TEXT SEGMENT:
────

Historical Peak Flow Rates of the Merced River (2005 in Red)
This album is a selection of photos from a small flood in Yosemite Valley in May 2005.
There are so many amazing pictures of Yosemite, especially here on SummitPost, taken in all seasons. The images here are not very current, and many of them have poor lighting, bad white balance, I was trying to keep the camera dry, etc... They are definitely not works of art. But spring is here and perhaps some might be interested in seeing the valley in different circumstances than normal.
On May 16, 2005, my brother and I were camped in the Backpackers' campground in Yosemite, having just completed his first overnight trip to the top of Yosemite Fall. It had rained lightly all night, and we didn't think too much of it. We slept in the next day, past 9:00 AM, not motivated to get up until the rain stopped. After leaving the tent I was shocked to see Tenaya Creek had swollen and covered 1/3 of the campground.
Roads in and out of the valley were closed most of the day, and we had a blast running around taking photos and seeing new (and very temporary) waterfalls, flooded meadows, and getting generally soaked everywhere we went.

────

DATA SHOWN:

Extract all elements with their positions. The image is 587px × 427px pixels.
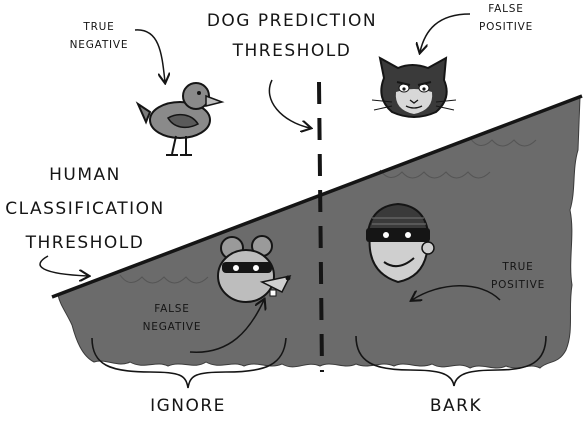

────

PROMPT: From the Yosemite flood text, write out verbatim the portion that begins at the words "On May 16, 2005, my" and stops after "everywhere we went.".

CORRECT ANSWER:
On May 16, 2005, my brother and I were camped in the Backpackers' campground in Yosemite, having just completed his first overnight trip to the top of Yosemite Fall. It had rained lightly all night, and we didn't think too much of it. We slept in the next day, past 9:00 AM, not motivated to get up until the rain stopped. After leaving the tent I was shocked to see Tenaya Creek had swollen and covered 1/3 of the campground.
Roads in and out of the valley were closed most of the day, and we had a blast running around taking photos and seeing new (and very temporary) waterfalls, flooded meadows, and getting generally soaked everywhere we went.